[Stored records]
##############################
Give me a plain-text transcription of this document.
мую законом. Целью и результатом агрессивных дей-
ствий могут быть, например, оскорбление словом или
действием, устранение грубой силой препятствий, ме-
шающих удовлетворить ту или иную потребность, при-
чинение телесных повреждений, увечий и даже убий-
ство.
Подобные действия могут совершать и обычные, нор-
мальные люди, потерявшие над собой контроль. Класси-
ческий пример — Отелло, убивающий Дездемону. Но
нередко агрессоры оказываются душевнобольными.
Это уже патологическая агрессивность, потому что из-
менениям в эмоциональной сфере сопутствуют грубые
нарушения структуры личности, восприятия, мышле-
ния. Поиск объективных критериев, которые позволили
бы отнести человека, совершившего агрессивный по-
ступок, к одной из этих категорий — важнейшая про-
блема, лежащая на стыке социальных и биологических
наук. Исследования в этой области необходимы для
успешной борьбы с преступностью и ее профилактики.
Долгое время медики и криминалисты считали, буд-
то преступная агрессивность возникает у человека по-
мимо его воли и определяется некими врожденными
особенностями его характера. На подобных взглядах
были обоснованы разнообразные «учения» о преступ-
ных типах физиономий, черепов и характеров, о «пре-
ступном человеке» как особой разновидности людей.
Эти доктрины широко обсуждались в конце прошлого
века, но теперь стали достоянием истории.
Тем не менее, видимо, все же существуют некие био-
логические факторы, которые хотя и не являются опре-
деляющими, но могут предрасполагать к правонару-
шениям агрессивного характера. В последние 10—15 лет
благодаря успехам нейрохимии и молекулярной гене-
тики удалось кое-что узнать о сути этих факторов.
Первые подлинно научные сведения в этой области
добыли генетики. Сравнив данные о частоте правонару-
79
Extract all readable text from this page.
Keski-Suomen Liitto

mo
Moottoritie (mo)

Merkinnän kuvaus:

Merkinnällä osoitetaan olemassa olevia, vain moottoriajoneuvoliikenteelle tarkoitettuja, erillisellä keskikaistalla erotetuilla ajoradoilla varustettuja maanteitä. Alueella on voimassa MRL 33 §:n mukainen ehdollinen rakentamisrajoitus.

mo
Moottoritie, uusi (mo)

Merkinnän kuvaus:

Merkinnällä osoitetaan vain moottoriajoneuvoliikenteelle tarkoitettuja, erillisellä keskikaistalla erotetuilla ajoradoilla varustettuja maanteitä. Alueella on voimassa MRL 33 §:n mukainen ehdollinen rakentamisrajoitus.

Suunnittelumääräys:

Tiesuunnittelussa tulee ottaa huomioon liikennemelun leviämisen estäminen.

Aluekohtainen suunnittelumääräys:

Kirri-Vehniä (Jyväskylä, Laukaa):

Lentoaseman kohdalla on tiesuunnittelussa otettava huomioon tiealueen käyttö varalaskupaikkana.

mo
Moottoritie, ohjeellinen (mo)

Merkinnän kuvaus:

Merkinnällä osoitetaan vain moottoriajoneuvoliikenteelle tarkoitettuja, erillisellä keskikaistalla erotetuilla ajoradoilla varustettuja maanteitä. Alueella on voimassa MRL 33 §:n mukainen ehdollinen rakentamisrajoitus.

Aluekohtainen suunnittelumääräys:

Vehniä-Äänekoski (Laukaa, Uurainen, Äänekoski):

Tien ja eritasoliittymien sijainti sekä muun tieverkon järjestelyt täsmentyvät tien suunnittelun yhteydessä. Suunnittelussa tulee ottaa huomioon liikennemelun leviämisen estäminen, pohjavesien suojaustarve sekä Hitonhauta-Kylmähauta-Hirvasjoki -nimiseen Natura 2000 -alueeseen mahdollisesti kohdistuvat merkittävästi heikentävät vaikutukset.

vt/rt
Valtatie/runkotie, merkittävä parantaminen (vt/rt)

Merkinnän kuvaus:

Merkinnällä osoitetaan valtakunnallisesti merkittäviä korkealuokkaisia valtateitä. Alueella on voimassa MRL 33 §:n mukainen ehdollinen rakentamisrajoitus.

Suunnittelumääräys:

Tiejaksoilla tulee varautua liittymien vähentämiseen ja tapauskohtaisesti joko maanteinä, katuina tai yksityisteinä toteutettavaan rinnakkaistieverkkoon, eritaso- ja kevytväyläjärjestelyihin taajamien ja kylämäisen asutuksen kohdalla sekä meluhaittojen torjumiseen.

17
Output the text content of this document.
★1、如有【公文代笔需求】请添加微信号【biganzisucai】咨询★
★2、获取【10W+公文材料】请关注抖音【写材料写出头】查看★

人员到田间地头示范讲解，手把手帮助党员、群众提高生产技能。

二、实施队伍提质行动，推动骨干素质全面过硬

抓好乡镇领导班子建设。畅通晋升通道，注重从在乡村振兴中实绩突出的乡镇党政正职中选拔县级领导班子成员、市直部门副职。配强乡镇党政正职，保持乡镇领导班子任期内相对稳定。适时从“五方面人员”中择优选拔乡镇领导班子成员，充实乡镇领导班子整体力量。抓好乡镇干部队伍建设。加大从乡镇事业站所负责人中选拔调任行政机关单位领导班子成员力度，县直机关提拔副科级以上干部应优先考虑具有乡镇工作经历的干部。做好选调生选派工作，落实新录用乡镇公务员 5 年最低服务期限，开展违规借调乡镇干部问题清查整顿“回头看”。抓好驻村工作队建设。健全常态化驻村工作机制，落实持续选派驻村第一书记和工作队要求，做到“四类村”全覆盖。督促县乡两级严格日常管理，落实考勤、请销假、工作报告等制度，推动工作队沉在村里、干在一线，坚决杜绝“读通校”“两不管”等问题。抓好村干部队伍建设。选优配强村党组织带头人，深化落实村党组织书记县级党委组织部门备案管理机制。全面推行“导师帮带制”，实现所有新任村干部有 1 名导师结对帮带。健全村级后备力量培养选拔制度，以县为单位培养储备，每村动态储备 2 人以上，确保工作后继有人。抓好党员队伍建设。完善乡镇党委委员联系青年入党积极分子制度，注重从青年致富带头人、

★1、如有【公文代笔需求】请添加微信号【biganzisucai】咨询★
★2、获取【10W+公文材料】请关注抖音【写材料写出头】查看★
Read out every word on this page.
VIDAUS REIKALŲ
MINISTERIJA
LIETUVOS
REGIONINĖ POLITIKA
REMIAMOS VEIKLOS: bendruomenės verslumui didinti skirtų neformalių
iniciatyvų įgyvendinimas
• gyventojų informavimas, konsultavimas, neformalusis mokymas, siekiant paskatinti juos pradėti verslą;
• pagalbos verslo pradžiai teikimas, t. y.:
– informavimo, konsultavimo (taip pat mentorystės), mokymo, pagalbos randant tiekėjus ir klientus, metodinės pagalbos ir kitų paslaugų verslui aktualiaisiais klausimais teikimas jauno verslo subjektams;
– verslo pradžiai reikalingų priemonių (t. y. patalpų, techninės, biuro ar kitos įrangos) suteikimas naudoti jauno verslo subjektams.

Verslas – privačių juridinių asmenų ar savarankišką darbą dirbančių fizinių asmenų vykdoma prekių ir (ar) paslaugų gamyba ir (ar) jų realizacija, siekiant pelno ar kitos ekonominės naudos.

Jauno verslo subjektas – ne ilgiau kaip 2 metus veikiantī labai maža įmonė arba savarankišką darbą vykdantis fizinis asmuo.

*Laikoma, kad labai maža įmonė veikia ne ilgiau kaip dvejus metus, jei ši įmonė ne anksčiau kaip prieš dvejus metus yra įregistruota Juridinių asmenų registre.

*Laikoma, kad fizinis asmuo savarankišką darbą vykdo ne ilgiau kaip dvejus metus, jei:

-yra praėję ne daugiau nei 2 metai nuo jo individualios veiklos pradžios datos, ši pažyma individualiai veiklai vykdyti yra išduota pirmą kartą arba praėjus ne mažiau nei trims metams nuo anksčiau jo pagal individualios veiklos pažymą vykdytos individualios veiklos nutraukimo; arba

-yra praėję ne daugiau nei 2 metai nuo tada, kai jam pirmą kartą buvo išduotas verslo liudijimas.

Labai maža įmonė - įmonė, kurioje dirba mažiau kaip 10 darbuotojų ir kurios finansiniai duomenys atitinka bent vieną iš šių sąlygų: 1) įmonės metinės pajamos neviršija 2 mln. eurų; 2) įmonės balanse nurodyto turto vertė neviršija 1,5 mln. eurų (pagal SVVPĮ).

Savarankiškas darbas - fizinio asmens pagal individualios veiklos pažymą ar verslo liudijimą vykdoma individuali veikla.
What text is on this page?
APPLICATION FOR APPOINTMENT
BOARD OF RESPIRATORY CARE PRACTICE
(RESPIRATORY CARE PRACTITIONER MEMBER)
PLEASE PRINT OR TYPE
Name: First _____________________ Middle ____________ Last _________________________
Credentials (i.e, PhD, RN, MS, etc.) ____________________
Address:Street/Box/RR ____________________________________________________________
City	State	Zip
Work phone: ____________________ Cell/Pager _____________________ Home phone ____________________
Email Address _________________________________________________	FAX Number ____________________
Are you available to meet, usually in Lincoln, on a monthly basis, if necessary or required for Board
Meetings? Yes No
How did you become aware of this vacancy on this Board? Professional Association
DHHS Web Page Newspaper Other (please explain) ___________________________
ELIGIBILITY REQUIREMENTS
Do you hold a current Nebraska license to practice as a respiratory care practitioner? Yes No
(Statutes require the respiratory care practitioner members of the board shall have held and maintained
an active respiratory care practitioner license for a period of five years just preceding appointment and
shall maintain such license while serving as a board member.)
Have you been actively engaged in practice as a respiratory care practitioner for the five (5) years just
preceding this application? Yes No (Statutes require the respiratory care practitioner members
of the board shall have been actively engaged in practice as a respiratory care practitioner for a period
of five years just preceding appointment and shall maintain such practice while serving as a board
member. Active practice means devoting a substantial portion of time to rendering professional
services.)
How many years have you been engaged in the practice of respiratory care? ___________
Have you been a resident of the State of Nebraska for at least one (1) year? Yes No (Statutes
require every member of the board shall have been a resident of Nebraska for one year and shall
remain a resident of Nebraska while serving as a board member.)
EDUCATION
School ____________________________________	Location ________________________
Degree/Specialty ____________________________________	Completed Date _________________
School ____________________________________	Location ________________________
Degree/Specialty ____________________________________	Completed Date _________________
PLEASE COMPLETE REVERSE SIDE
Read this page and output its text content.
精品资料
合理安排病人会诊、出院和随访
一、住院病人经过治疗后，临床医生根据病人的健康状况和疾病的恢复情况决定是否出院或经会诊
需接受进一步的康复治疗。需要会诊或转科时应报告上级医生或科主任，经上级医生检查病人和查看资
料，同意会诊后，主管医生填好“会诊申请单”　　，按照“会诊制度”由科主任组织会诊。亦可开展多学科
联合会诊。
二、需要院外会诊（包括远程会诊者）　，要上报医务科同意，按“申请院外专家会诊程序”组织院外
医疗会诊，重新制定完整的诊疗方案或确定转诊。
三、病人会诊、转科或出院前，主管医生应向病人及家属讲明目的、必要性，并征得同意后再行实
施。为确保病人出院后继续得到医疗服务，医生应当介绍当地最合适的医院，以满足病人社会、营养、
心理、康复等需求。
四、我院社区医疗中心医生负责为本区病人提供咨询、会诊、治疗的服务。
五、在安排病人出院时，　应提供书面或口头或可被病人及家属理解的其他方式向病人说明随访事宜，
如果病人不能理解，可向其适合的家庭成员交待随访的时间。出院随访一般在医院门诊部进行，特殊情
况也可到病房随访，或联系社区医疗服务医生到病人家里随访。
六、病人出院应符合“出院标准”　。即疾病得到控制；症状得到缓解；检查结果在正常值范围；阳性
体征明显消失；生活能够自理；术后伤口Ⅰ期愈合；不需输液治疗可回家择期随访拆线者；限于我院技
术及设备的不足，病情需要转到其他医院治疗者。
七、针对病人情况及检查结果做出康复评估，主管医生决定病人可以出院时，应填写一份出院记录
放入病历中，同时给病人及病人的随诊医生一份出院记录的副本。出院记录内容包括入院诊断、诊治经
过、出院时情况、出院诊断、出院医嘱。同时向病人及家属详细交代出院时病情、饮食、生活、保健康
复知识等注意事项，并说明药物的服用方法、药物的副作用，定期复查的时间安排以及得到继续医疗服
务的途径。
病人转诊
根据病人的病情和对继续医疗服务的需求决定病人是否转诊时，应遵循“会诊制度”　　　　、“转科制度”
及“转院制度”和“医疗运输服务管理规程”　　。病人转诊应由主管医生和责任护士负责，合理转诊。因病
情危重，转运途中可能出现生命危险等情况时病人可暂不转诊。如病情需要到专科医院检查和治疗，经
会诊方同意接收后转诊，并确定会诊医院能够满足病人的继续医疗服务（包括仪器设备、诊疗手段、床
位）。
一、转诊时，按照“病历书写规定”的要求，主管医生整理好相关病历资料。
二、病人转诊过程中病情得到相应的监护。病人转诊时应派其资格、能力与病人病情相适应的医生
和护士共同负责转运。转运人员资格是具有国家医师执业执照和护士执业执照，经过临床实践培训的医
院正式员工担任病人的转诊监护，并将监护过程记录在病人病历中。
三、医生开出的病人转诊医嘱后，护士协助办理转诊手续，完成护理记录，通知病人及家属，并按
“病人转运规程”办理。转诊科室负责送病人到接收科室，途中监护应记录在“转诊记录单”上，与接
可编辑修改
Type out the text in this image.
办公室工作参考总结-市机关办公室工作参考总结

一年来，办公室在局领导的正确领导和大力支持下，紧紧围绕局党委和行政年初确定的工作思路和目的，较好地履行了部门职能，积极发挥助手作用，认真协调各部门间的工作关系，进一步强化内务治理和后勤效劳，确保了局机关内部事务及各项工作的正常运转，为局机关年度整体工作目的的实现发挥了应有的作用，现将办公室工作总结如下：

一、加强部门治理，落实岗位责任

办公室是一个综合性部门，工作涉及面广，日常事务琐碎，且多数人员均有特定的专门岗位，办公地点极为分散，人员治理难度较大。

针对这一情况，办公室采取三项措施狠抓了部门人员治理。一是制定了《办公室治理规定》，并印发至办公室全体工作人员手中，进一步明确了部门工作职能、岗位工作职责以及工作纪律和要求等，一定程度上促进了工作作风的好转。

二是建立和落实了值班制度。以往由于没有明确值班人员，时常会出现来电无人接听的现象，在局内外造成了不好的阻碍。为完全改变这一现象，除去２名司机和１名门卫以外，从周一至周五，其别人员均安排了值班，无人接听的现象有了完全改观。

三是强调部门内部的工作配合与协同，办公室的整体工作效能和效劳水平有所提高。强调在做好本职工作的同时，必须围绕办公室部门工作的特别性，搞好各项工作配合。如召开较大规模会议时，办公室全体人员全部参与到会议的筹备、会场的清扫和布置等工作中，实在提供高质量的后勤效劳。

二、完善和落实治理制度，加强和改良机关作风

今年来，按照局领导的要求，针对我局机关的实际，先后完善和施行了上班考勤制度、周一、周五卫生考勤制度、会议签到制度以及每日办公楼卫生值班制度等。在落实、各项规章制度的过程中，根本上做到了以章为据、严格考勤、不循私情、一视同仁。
##############################
**Task directions:**
Determine the count of lines in the data above with the string "subjektams" in them, and give that count alone.

**Solved exercise:**
2